This isn’t going to be a post about the pros and cons of Ipad use in schools, nor the issue of giving a device to 11-16 year olds in a country where we use screens for 35% of our waking hours. Believe that’s a whole blog post written by people far better researched than me.

My sole aim in writing this one is to explain:

If you have them, if you are getting them, or if they come in the future: How they can be used as one of the many tools in your classroom toolkit? Most of the following also applies to schools where laptop trolleys can be booked or IT rooms reserved.

That is all.

So here are some ways I have used them:

Grammar Practice

My most common use of them in Spanish is grammar practice. Websites such as The Language Gym and Languages Online are extremely useful in this regard. Students can be introduced a grammar point and then there are opportunities to practice them. The former is superb for consolidation of vocabulary through workouts, verb paradigms through the verb trainer and almost all students enjoy boxing and rock climbing. On that last one, turn the volume on the Ipads down or people in the corridors start to wonder what is going on! Languages Online works well when you want to check a grammar point has been understood. It also makes great extension work. QR codes – which you can generate for free – are a great way to get link to one of these sites on to a PowerPoint that pupils can easily scan and start completing as soon as they are finished with other tasks.

[DATASET CONTENT]
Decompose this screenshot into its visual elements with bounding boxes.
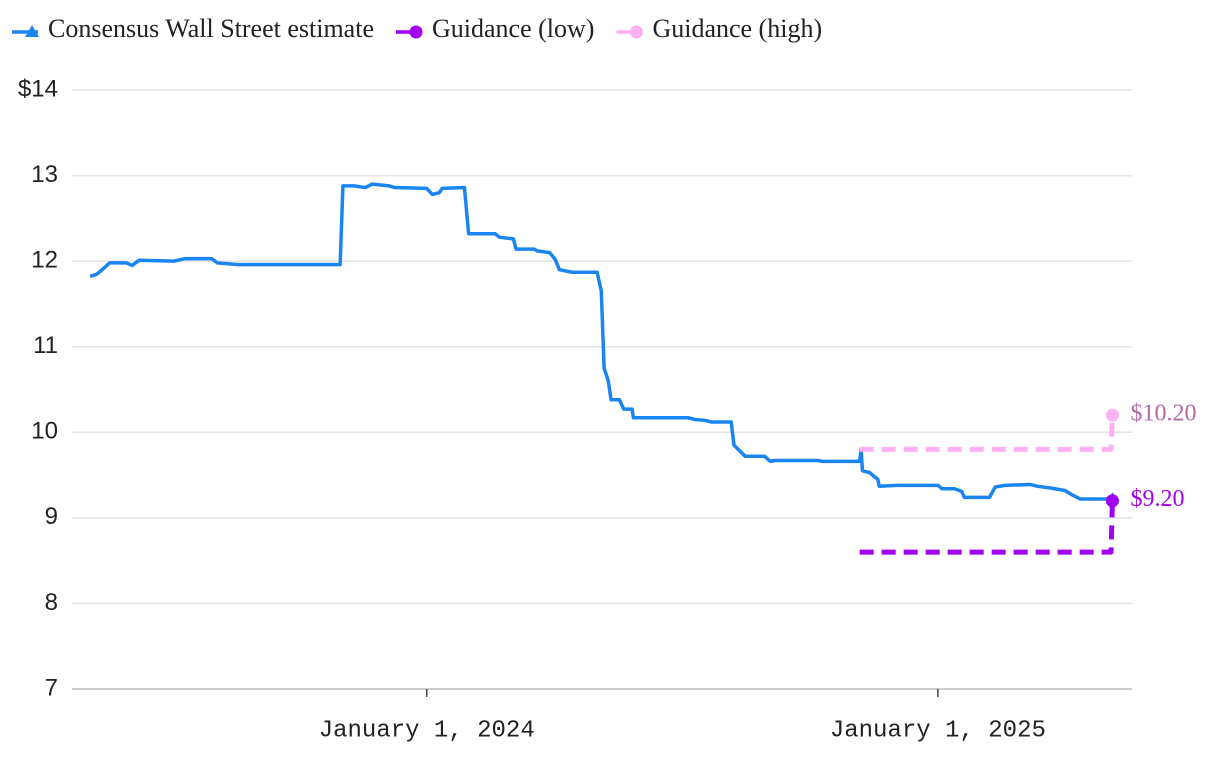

[EXERCISES TO COMPLETE]
1 – Name every activity or tool that the post about classroom iPad use says The Language Gym offers.
2 – Retype the part of the post about classroom iPad use starting with "If you have" and going on through "That is all.".

[SOLVED TASKS]
1 –
- Workouts
- The verb trainer
- Boxing
- Rock climbing

2 –
If you have them, if you are getting them, or if they come in the future: How they can be used as one of the many tools in your classroom toolkit? Most of the following also applies to schools where laptop trolleys can be booked or IT rooms reserved.

That is all.